— EXERCISE INSTRUCTIONS —
Retype the following lines exactly, leaving the pictures out of your answer.

##### RECORDS TO USE #####

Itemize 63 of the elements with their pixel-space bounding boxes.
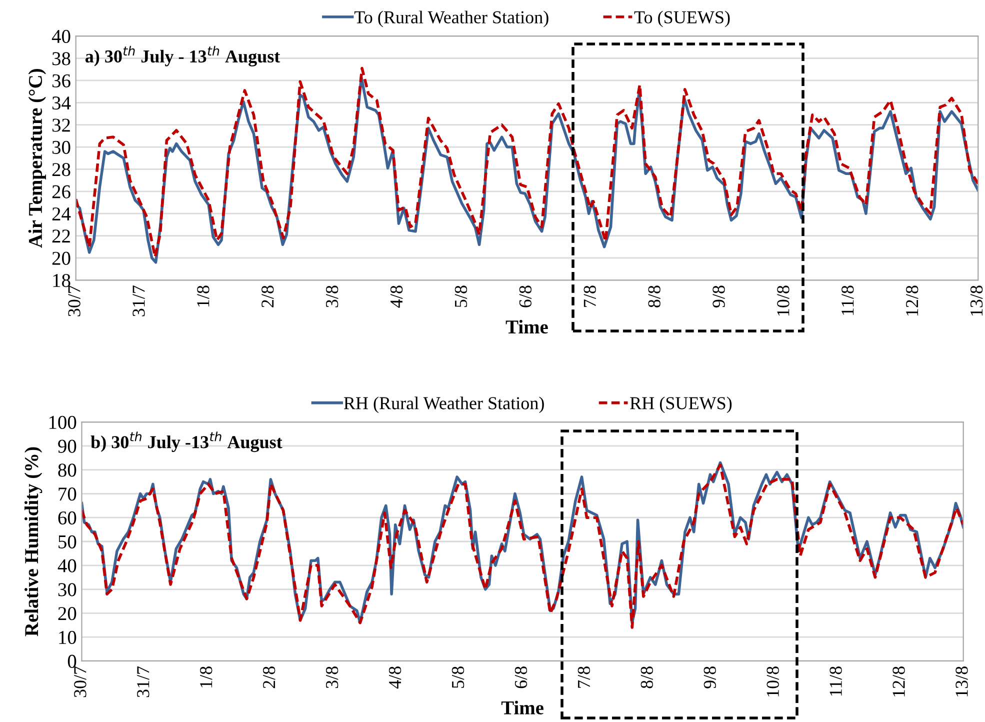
x-tick-label: 30/7: [68, 286, 80, 316]
y-tick-label: 60: [58, 511, 76, 525]
x-axis-title: Time: [501, 700, 544, 714]
x-tick-label: 12/8: [906, 286, 918, 316]
x-tick-label: 2/8: [262, 286, 274, 308]
legend-label: To (Rural Weather Station): [354, 10, 548, 28]
x-tick-label: 10/8: [777, 286, 790, 316]
x-tick-label: 4/8: [390, 286, 403, 308]
y-axis-title: Air Temperature (°C): [28, 69, 46, 248]
x-tick-label: 9/8: [704, 666, 716, 688]
y-tick-label: 0: [68, 654, 76, 668]
y-tick-label: 22: [52, 230, 70, 243]
x-tick-label: 5/8: [452, 666, 464, 688]
x-tick-label: 13/8: [970, 286, 983, 316]
y-tick-label: 40: [58, 559, 76, 572]
x-tick-label: 1/8: [197, 286, 210, 306]
y-tick-label: 30: [52, 140, 70, 154]
y-tick-label: 20: [58, 607, 76, 620]
y-tick-label: 38: [52, 52, 70, 66]
y-tick-label: 24: [52, 207, 71, 220]
y-tick-label: 26: [52, 185, 70, 198]
x-tick-label: 31/7: [132, 286, 145, 316]
x-tick-label: 3/8: [326, 666, 338, 688]
x-tick-label: 13/8: [956, 666, 968, 696]
x-tick-label: 7/8: [584, 286, 596, 307]
y-tick-label: 70: [58, 488, 76, 501]
text: b) 30$^{th}$ July -13$^{th}$ August: [90, 432, 282, 452]
legend-label: RH (SUEWS): [630, 396, 732, 413]
x-axis-title: Time: [506, 320, 548, 334]
x-tick-label: 8/8: [648, 286, 660, 308]
y-tick-label: 50: [58, 535, 76, 548]
y-tick-label: 32: [52, 118, 70, 132]
y-tick-label: 90: [58, 440, 76, 453]
x-tick-label: 2/8: [263, 666, 276, 688]
x-tick-label: 6/8: [519, 286, 532, 308]
x-tick-label: 10/8: [766, 666, 779, 696]
y-tick-label: 100: [49, 416, 76, 429]
x-tick-label: 12/8: [892, 666, 905, 696]
y-tick-label: 36: [52, 74, 70, 88]
y-axis-title: Relative Humidity (%): [24, 447, 42, 636]
x-tick-label: 1/8: [200, 666, 212, 688]
legend-label: RH (Rural Weather Station): [344, 396, 544, 413]
y-tick-label: 10: [59, 630, 76, 644]
x-tick-label: 31/7: [137, 666, 150, 698]
legend-label: To (SUEWS): [634, 10, 730, 28]
y-tick-label: 30: [58, 583, 76, 596]
x-tick-label: 11/8: [842, 286, 854, 315]
y-tick-label: 40: [52, 30, 70, 44]
x-tick-label: 9/8: [712, 286, 725, 308]
y-tick-label: 20: [52, 252, 70, 265]
x-tick-label: 6/8: [514, 666, 528, 688]
y-tick-label: 28: [52, 163, 70, 176]
x-tick-label: 5/8: [454, 286, 468, 308]
x-tick-label: 3/8: [326, 286, 338, 308]
x-tick-label: 8/8: [640, 666, 653, 688]
x-tick-label: 11/8: [830, 666, 842, 696]
x-tick-label: 7/8: [578, 666, 590, 688]
x-tick-label: 4/8: [388, 666, 402, 689]
x-tick-label: 30/7: [74, 666, 86, 698]
y-tick-label: 34: [52, 96, 71, 110]
y-tick-label: 80: [58, 464, 76, 477]
y-tick-label: 18: [53, 274, 70, 288]
text: a) 30$^{th}$ July - 13$^{th}$ August: [85, 46, 280, 66]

#####

— SOLUTION —
Itemize 63 of the elements with their pixel-space bounding boxes.
x-tick-label: 30/7: [68, 286, 80, 316]
y-tick-label: 60: [58, 511, 76, 525]
x-axis-title: Time: [501, 700, 544, 714]
x-tick-label: 12/8: [906, 286, 918, 316]
x-tick-label: 2/8: [262, 286, 274, 308]
legend-label: To (Rural Weather Station): [354, 10, 548, 28]
x-tick-label: 10/8: [777, 286, 790, 316]
x-tick-label: 4/8: [390, 286, 403, 308]
y-axis-title: Air Temperature (°C): [28, 69, 46, 248]
x-tick-label: 9/8: [704, 666, 716, 688]
y-tick-label: 0: [68, 654, 76, 668]
y-tick-label: 22: [52, 230, 70, 243]
x-tick-label: 5/8: [452, 666, 464, 688]
x-tick-label: 13/8: [970, 286, 983, 316]
y-tick-label: 40: [58, 559, 76, 572]
x-tick-label: 1/8: [197, 286, 210, 306]
y-tick-label: 30: [52, 140, 70, 154]
y-tick-label: 20: [58, 607, 76, 620]
y-tick-label: 38: [52, 52, 70, 66]
y-tick-label: 24: [52, 207, 71, 220]
y-tick-label: 26: [52, 185, 70, 198]
x-tick-label: 31/7: [132, 286, 145, 316]
x-tick-label: 3/8: [326, 666, 338, 688]
x-tick-label: 13/8: [956, 666, 968, 696]
x-tick-label: 7/8: [584, 286, 596, 307]
y-tick-label: 70: [58, 488, 76, 501]
text: b) 30$^{th}$ July -13$^{th}$ August: [90, 432, 282, 452]
legend-label: RH (SUEWS): [630, 396, 732, 413]
x-axis-title: Time: [506, 320, 548, 334]
x-tick-label: 8/8: [648, 286, 660, 308]
y-tick-label: 50: [58, 535, 76, 548]
y-tick-label: 32: [52, 118, 70, 132]
y-tick-label: 90: [58, 440, 76, 453]
x-tick-label: 2/8: [263, 666, 276, 688]
x-tick-label: 6/8: [519, 286, 532, 308]
x-tick-label: 10/8: [766, 666, 779, 696]
y-tick-label: 100: [49, 416, 76, 429]
x-tick-label: 12/8: [892, 666, 905, 696]
y-tick-label: 36: [52, 74, 70, 88]
y-axis-title: Relative Humidity (%): [24, 447, 42, 636]
x-tick-label: 1/8: [200, 666, 212, 688]
legend-label: RH (Rural Weather Station): [344, 396, 544, 413]
y-tick-label: 10: [59, 630, 76, 644]
x-tick-label: 31/7: [137, 666, 150, 698]
legend-label: To (SUEWS): [634, 10, 730, 28]
y-tick-label: 30: [58, 583, 76, 596]
x-tick-label: 11/8: [842, 286, 854, 315]
y-tick-label: 40: [52, 30, 70, 44]
x-tick-label: 9/8: [712, 286, 725, 308]
y-tick-label: 20: [52, 252, 70, 265]
x-tick-label: 6/8: [514, 666, 528, 688]
y-tick-label: 28: [52, 163, 70, 176]
x-tick-label: 5/8: [454, 286, 468, 308]
x-tick-label: 3/8: [326, 286, 338, 308]
x-tick-label: 8/8: [640, 666, 653, 688]
x-tick-label: 11/8: [830, 666, 842, 696]
x-tick-label: 7/8: [578, 666, 590, 688]
x-tick-label: 4/8: [388, 666, 402, 689]
x-tick-label: 30/7: [74, 666, 86, 698]
y-tick-label: 34: [52, 96, 71, 110]
y-tick-label: 80: [58, 464, 76, 477]
y-tick-label: 18: [53, 274, 70, 288]
text: a) 30$^{th}$ July - 13$^{th}$ August: [85, 46, 280, 66]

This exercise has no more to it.